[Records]
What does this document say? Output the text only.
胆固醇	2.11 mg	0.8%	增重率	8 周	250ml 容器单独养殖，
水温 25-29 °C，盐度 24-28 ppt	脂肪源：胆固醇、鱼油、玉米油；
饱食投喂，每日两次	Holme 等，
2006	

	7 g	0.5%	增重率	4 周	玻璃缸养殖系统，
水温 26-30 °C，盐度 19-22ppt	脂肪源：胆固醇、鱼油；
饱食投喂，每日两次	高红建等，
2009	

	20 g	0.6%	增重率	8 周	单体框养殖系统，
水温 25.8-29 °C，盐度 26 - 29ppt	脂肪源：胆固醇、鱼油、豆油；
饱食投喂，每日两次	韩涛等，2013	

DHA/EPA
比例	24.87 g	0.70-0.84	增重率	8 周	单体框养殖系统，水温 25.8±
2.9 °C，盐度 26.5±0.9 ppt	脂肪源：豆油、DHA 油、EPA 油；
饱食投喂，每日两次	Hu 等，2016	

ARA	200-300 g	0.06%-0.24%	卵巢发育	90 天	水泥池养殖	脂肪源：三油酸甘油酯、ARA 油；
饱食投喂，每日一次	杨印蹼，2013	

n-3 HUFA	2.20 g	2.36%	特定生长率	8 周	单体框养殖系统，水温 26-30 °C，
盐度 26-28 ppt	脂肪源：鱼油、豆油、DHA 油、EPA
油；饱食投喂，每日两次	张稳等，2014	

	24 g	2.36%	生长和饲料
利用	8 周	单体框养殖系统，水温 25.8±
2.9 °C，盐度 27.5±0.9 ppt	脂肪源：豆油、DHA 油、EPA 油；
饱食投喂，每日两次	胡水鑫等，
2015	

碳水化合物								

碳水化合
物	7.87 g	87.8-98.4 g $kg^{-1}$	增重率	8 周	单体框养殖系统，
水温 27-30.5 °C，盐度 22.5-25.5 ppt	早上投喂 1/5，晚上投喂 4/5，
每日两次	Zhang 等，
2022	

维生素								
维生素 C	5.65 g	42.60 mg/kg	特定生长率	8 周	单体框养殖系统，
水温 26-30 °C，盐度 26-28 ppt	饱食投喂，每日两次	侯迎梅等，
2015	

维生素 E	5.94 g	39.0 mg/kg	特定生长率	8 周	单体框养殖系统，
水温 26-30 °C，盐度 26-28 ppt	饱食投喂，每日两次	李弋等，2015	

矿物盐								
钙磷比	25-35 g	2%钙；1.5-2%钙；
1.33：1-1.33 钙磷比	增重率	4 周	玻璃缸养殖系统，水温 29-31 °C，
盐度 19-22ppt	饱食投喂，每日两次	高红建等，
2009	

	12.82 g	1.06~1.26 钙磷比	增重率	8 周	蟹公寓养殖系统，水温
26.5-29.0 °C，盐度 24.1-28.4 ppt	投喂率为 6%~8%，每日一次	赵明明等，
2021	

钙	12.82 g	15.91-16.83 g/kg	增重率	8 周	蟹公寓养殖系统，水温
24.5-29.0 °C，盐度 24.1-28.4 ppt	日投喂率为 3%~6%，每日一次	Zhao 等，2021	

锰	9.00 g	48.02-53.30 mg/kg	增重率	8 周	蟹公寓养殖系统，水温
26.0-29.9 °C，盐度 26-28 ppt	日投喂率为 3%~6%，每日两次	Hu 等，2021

**SET EXERCISE**
Retype the material in full. Each word must match.

**IN RESPONSE**
What does this document say? Output the text only.
胆固醇	2.11 mg	0.8%	增重率	8 周	250ml 容器单独养殖，
水温 25-29 °C，盐度 24-28 ppt	脂肪源：胆固醇、鱼油、玉米油；
饱食投喂，每日两次	Holme 等，
2006	

	7 g	0.5%	增重率	4 周	玻璃缸养殖系统，
水温 26-30 °C，盐度 19-22ppt	脂肪源：胆固醇、鱼油；
饱食投喂，每日两次	高红建等，
2009	

	20 g	0.6%	增重率	8 周	单体框养殖系统，
水温 25.8-29 °C，盐度 26 - 29ppt	脂肪源：胆固醇、鱼油、豆油；
饱食投喂，每日两次	韩涛等，2013	

DHA/EPA
比例	24.87 g	0.70-0.84	增重率	8 周	单体框养殖系统，水温 25.8±
2.9 °C，盐度 26.5±0.9 ppt	脂肪源：豆油、DHA 油、EPA 油；
饱食投喂，每日两次	Hu 等，2016	

ARA	200-300 g	0.06%-0.24%	卵巢发育	90 天	水泥池养殖	脂肪源：三油酸甘油酯、ARA 油；
饱食投喂，每日一次	杨印蹼，2013	

n-3 HUFA	2.20 g	2.36%	特定生长率	8 周	单体框养殖系统，水温 26-30 °C，
盐度 26-28 ppt	脂肪源：鱼油、豆油、DHA 油、EPA
油；饱食投喂，每日两次	张稳等，2014	

	24 g	2.36%	生长和饲料
利用	8 周	单体框养殖系统，水温 25.8±
2.9 °C，盐度 27.5±0.9 ppt	脂肪源：豆油、DHA 油、EPA 油；
饱食投喂，每日两次	胡水鑫等，
2015	

碳水化合物								

碳水化合
物	7.87 g	87.8-98.4 g $kg^{-1}$	增重率	8 周	单体框养殖系统，
水温 27-30.5 °C，盐度 22.5-25.5 ppt	早上投喂 1/5，晚上投喂 4/5，
每日两次	Zhang 等，
2022	

维生素								
维生素 C	5.65 g	42.60 mg/kg	特定生长率	8 周	单体框养殖系统，
水温 26-30 °C，盐度 26-28 ppt	饱食投喂，每日两次	侯迎梅等，
2015	

维生素 E	5.94 g	39.0 mg/kg	特定生长率	8 周	单体框养殖系统，
水温 26-30 °C，盐度 26-28 ppt	饱食投喂，每日两次	李弋等，2015	

矿物盐								
钙磷比	25-35 g	2%钙；1.5-2%钙；
1.33：1-1.33 钙磷比	增重率	4 周	玻璃缸养殖系统，水温 29-31 °C，
盐度 19-22ppt	饱食投喂，每日两次	高红建等，
2009	

	12.82 g	1.06~1.26 钙磷比	增重率	8 周	蟹公寓养殖系统，水温
26.5-29.0 °C，盐度 24.1-28.4 ppt	投喂率为 6%~8%，每日一次	赵明明等，
2021	

钙	12.82 g	15.91-16.83 g/kg	增重率	8 周	蟹公寓养殖系统，水温
24.5-29.0 °C，盐度 24.1-28.4 ppt	日投喂率为 3%~6%，每日一次	Zhao 等，2021	

锰	9.00 g	48.02-53.30 mg/kg	增重率	8 周	蟹公寓养殖系统，水温
26.0-29.9 °C，盐度 26-28 ppt	日投喂率为 3%~6%，每日两次	Hu 等，2021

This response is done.